> Aim of the exercise
Return all of the data exactly, with nothing left out but the pictures.

> Records for the exercise

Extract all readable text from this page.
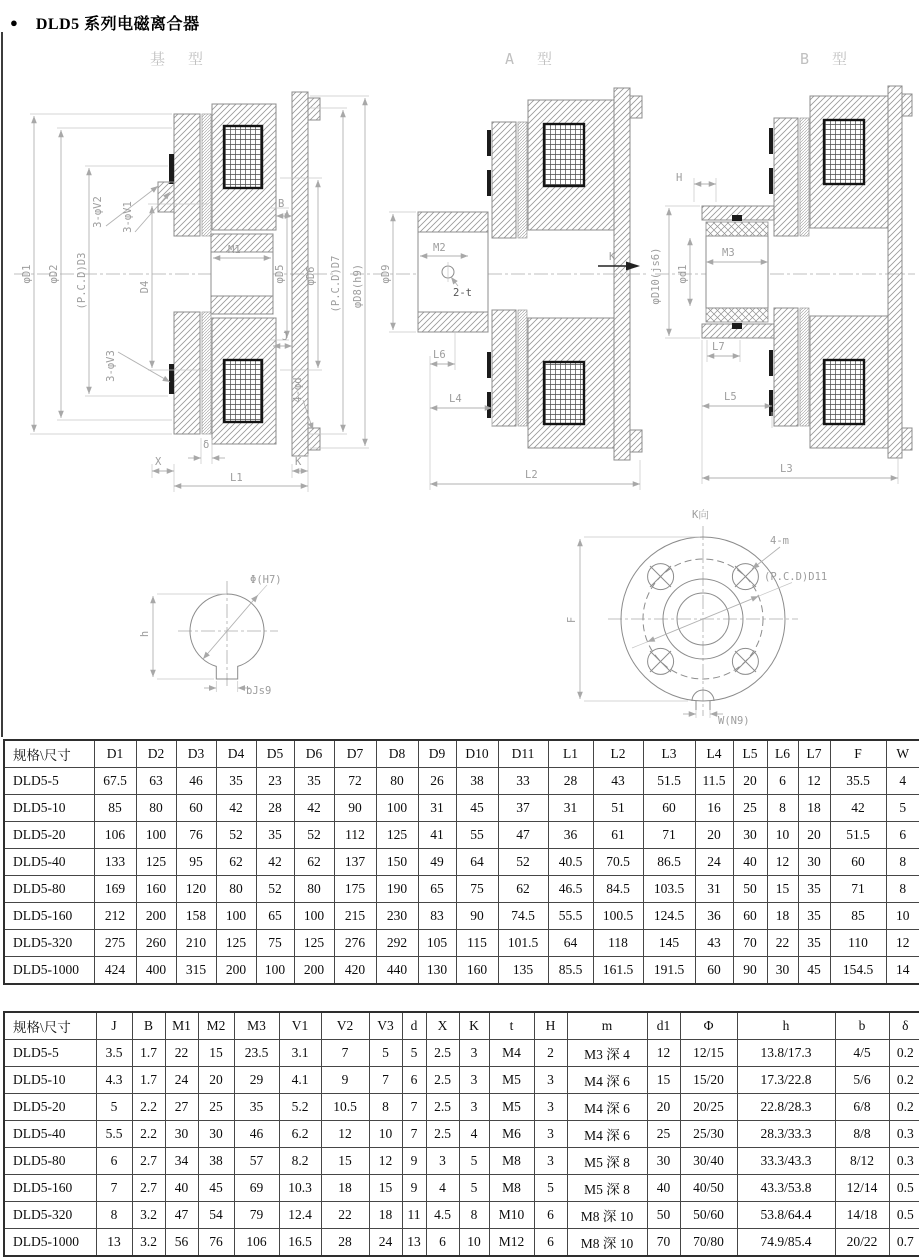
● DLD5 系列电磁离合器
基 型
φD1 φD2 (P.C.D)D3	D4
3-φV2 3-φV1
3-φV3
M1
B
J
φD5 φD6 (P.C.D)D7 φD8(h9)
4-φd
δ
X
L1
K
A 型
φD9
M2
2-t
L6
L4
L2
K
B 型
H
φD10(js6) φd1
M3
L7
L5
L3
Φ(H7)
h
bJs9
K向
4-m
(P.C.D)D11
F
W(N9)
规格\尺寸	D1	D2	D3	D4	D5	D6	D7	D8	D9	D10	D11	L1	L2	L3	L4	L5	L6	L7	F	W
DLD5-5	67.5	63	46	35	23	35	72	80	26	38	33	28	43	51.5	11.5	20	6	12	35.5	4
DLD5-10	85	80	60	42	28	42	90	100	31	45	37	31	51	60	16	25	8	18	42	5
DLD5-20	106	100	76	52	35	52	112	125	41	55	47	36	61	71	20	30	10	20	51.5	6
DLD5-40	133	125	95	62	42	62	137	150	49	64	52	40.5	70.5	86.5	24	40	12	30	60	8
DLD5-80	169	160	120	80	52	80	175	190	65	75	62	46.5	84.5	103.5	31	50	15	35	71	8
DLD5-160	212	200	158	100	65	100	215	230	83	90	74.5	55.5	100.5	124.5	36	60	18	35	85	10
DLD5-320	275	260	210	125	75	125	276	292	105	115	101.5	64	118	145	43	70	22	35	110	12
DLD5-1000	424	400	315	200	100	200	420	440	130	160	135	85.5	161.5	191.5	60	90	30	45	154.5	14
规格\尺寸	J	B	M1	M2	M3	V1	V2	V3	d	X	K	t	H	m	d1	Φ	h	b	δ
DLD5-5	3.5	1.7	22	15	23.5	3.1	7	5	5	2.5	3	M4	2	M3 深 4	12	12/15	13.8/17.3	4/5	0.2
DLD5-10	4.3	1.7	24	20	29	4.1	9	7	6	2.5	3	M5	3	M4 深 6	15	15/20	17.3/22.8	5/6	0.2
DLD5-20	5	2.2	27	25	35	5.2	10.5	8	7	2.5	3	M5	3	M4 深 6	20	20/25	22.8/28.3	6/8	0.2
DLD5-40	5.5	2.2	30	30	46	6.2	12	10	7	2.5	4	M6	3	M4 深 6	25	25/30	28.3/33.3	8/8	0.3
DLD5-80	6	2.7	34	38	57	8.2	15	12	9	3	5	M8	3	M5 深 8	30	30/40	33.3/43.3	8/12	0.3
DLD5-160	7	2.7	40	45	69	10.3	18	15	9	4	5	M8	5	M5 深 8	40	40/50	43.3/53.8	12/14	0.5
DLD5-320	8	3.2	47	54	79	12.4	22	18	11	4.5	8	M10	6	M8 深 10	50	50/60	53.8/64.4	14/18	0.5
DLD5-1000	13	3.2	56	76	106	16.5	28	24	13	6	10	M12	6	M8 深 10	70	70/80	74.9/85.4	20/22	0.7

> Result for this exercise
Extract all readable text from this page.
● DLD5 系列电磁离合器
基 型
φD1 φD2 (P.C.D)D3	D4
3-φV2 3-φV1
3-φV3
M1
B
J
φD5 φD6 (P.C.D)D7 φD8(h9)
4-φd
δ
X
L1
K
A 型
φD9
M2
2-t
L6
L4
L2
K
B 型
H
φD10(js6) φd1
M3
L7
L5
L3
Φ(H7)
h
bJs9
K向
4-m
(P.C.D)D11
F
W(N9)
规格\尺寸	D1	D2	D3	D4	D5	D6	D7	D8	D9	D10	D11	L1	L2	L3	L4	L5	L6	L7	F	W
DLD5-5	67.5	63	46	35	23	35	72	80	26	38	33	28	43	51.5	11.5	20	6	12	35.5	4
DLD5-10	85	80	60	42	28	42	90	100	31	45	37	31	51	60	16	25	8	18	42	5
DLD5-20	106	100	76	52	35	52	112	125	41	55	47	36	61	71	20	30	10	20	51.5	6
DLD5-40	133	125	95	62	42	62	137	150	49	64	52	40.5	70.5	86.5	24	40	12	30	60	8
DLD5-80	169	160	120	80	52	80	175	190	65	75	62	46.5	84.5	103.5	31	50	15	35	71	8
DLD5-160	212	200	158	100	65	100	215	230	83	90	74.5	55.5	100.5	124.5	36	60	18	35	85	10
DLD5-320	275	260	210	125	75	125	276	292	105	115	101.5	64	118	145	43	70	22	35	110	12
DLD5-1000	424	400	315	200	100	200	420	440	130	160	135	85.5	161.5	191.5	60	90	30	45	154.5	14
规格\尺寸	J	B	M1	M2	M3	V1	V2	V3	d	X	K	t	H	m	d1	Φ	h	b	δ
DLD5-5	3.5	1.7	22	15	23.5	3.1	7	5	5	2.5	3	M4	2	M3 深 4	12	12/15	13.8/17.3	4/5	0.2
DLD5-10	4.3	1.7	24	20	29	4.1	9	7	6	2.5	3	M5	3	M4 深 6	15	15/20	17.3/22.8	5/6	0.2
DLD5-20	5	2.2	27	25	35	5.2	10.5	8	7	2.5	3	M5	3	M4 深 6	20	20/25	22.8/28.3	6/8	0.2
DLD5-40	5.5	2.2	30	30	46	6.2	12	10	7	2.5	4	M6	3	M4 深 6	25	25/30	28.3/33.3	8/8	0.3
DLD5-80	6	2.7	34	38	57	8.2	15	12	9	3	5	M8	3	M5 深 8	30	30/40	33.3/43.3	8/12	0.3
DLD5-160	7	2.7	40	45	69	10.3	18	15	9	4	5	M8	5	M5 深 8	40	40/50	43.3/53.8	12/14	0.5
DLD5-320	8	3.2	47	54	79	12.4	22	18	11	4.5	8	M10	6	M8 深 10	50	50/60	53.8/64.4	14/18	0.5
DLD5-1000	13	3.2	56	76	106	16.5	28	24	13	6	10	M12	6	M8 深 10	70	70/80	74.9/85.4	20/22	0.7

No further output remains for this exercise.